▸ Short task:
For every line in the records that has the word "label", make a copy.

>> Begin Task data

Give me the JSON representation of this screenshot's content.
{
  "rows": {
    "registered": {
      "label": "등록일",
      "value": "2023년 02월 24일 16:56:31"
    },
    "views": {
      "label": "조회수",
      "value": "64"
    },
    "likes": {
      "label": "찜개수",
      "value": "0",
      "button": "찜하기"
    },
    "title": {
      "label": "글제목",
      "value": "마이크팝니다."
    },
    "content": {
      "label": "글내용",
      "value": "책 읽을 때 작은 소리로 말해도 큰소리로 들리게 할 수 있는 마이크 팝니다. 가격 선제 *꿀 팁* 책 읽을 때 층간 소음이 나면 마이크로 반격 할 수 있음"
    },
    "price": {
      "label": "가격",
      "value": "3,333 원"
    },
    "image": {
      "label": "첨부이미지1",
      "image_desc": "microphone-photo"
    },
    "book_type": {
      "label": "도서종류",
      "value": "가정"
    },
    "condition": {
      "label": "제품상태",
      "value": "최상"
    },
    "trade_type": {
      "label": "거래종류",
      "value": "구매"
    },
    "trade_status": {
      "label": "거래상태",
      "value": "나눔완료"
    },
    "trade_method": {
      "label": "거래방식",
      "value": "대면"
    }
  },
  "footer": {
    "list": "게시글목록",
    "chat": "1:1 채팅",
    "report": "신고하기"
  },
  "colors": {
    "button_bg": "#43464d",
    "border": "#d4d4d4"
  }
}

>> End Task data

▸ The response:
      "label": "등록일",
      "label": "조회수",
      "label": "찜개수",
      "label": "글제목",
      "label": "글내용",
      "label": "가격",
      "label": "첨부이미지1",
      "label": "도서종류",
      "label": "제품상태",
      "label": "거래종류",
      "label": "거래상태",
      "label": "거래방식",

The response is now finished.